▸ Material provided:
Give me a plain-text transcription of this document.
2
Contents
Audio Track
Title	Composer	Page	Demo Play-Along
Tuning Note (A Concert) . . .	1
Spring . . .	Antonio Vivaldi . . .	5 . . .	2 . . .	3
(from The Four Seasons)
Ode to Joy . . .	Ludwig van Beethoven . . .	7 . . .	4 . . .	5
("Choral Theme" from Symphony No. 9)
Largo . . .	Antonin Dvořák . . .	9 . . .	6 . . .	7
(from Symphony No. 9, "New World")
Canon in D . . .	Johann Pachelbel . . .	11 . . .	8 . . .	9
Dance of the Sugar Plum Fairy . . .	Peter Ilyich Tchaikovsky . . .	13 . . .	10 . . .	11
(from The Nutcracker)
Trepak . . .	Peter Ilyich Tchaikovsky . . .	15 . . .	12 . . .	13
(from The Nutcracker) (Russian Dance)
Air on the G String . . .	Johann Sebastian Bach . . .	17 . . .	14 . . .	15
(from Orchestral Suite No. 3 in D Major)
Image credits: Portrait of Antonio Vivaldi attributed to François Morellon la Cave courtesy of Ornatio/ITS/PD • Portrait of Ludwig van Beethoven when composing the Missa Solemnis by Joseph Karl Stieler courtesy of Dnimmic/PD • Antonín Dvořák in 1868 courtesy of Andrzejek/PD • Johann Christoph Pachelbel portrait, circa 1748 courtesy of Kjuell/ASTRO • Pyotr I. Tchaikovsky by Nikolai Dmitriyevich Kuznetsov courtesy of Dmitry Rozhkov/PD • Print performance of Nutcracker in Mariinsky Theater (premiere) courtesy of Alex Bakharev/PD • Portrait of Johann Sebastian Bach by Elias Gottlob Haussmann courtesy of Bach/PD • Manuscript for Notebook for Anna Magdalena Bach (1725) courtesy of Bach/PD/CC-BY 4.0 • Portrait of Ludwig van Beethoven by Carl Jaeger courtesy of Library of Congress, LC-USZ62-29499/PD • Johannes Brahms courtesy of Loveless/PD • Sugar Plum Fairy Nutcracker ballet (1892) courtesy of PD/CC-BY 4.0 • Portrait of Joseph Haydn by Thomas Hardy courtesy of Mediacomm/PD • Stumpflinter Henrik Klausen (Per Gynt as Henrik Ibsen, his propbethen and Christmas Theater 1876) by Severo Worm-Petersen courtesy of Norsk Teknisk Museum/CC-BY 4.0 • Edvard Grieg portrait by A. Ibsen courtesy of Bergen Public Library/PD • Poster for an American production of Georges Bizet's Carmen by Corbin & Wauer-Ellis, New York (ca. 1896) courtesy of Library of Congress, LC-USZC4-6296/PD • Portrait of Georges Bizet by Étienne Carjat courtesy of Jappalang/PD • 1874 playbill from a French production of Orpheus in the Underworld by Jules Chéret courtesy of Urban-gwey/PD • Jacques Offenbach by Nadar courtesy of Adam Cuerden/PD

▸ Stated exercise: From the records above, extract every entry exactly as given.

▸ Answer to this task:
Give me a plain-text transcription of this document.
2
Contents
Audio Track
Title	Composer	Page	Demo Play-Along
Tuning Note (A Concert) . . .	1
Spring . . .	Antonio Vivaldi . . .	5 . . .	2 . . .	3
(from The Four Seasons)
Ode to Joy . . .	Ludwig van Beethoven . . .	7 . . .	4 . . .	5
("Choral Theme" from Symphony No. 9)
Largo . . .	Antonin Dvořák . . .	9 . . .	6 . . .	7
(from Symphony No. 9, "New World")
Canon in D . . .	Johann Pachelbel . . .	11 . . .	8 . . .	9
Dance of the Sugar Plum Fairy . . .	Peter Ilyich Tchaikovsky . . .	13 . . .	10 . . .	11
(from The Nutcracker)
Trepak . . .	Peter Ilyich Tchaikovsky . . .	15 . . .	12 . . .	13
(from The Nutcracker) (Russian Dance)
Air on the G String . . .	Johann Sebastian Bach . . .	17 . . .	14 . . .	15
(from Orchestral Suite No. 3 in D Major)
Image credits: Portrait of Antonio Vivaldi attributed to François Morellon la Cave courtesy of Ornatio/ITS/PD • Portrait of Ludwig van Beethoven when composing the Missa Solemnis by Joseph Karl Stieler courtesy of Dnimmic/PD • Antonín Dvořák in 1868 courtesy of Andrzejek/PD • Johann Christoph Pachelbel portrait, circa 1748 courtesy of Kjuell/ASTRO • Pyotr I. Tchaikovsky by Nikolai Dmitriyevich Kuznetsov courtesy of Dmitry Rozhkov/PD • Print performance of Nutcracker in Mariinsky Theater (premiere) courtesy of Alex Bakharev/PD • Portrait of Johann Sebastian Bach by Elias Gottlob Haussmann courtesy of Bach/PD • Manuscript for Notebook for Anna Magdalena Bach (1725) courtesy of Bach/PD/CC-BY 4.0 • Portrait of Ludwig van Beethoven by Carl Jaeger courtesy of Library of Congress, LC-USZ62-29499/PD • Johannes Brahms courtesy of Loveless/PD • Sugar Plum Fairy Nutcracker ballet (1892) courtesy of PD/CC-BY 4.0 • Portrait of Joseph Haydn by Thomas Hardy courtesy of Mediacomm/PD • Stumpflinter Henrik Klausen (Per Gynt as Henrik Ibsen, his propbethen and Christmas Theater 1876) by Severo Worm-Petersen courtesy of Norsk Teknisk Museum/CC-BY 4.0 • Edvard Grieg portrait by A. Ibsen courtesy of Bergen Public Library/PD • Poster for an American production of Georges Bizet's Carmen by Corbin & Wauer-Ellis, New York (ca. 1896) courtesy of Library of Congress, LC-USZC4-6296/PD • Portrait of Georges Bizet by Étienne Carjat courtesy of Jappalang/PD • 1874 playbill from a French production of Orpheus in the Underworld by Jules Chéret courtesy of Urban-gwey/PD • Jacques Offenbach by Nadar courtesy of Adam Cuerden/PD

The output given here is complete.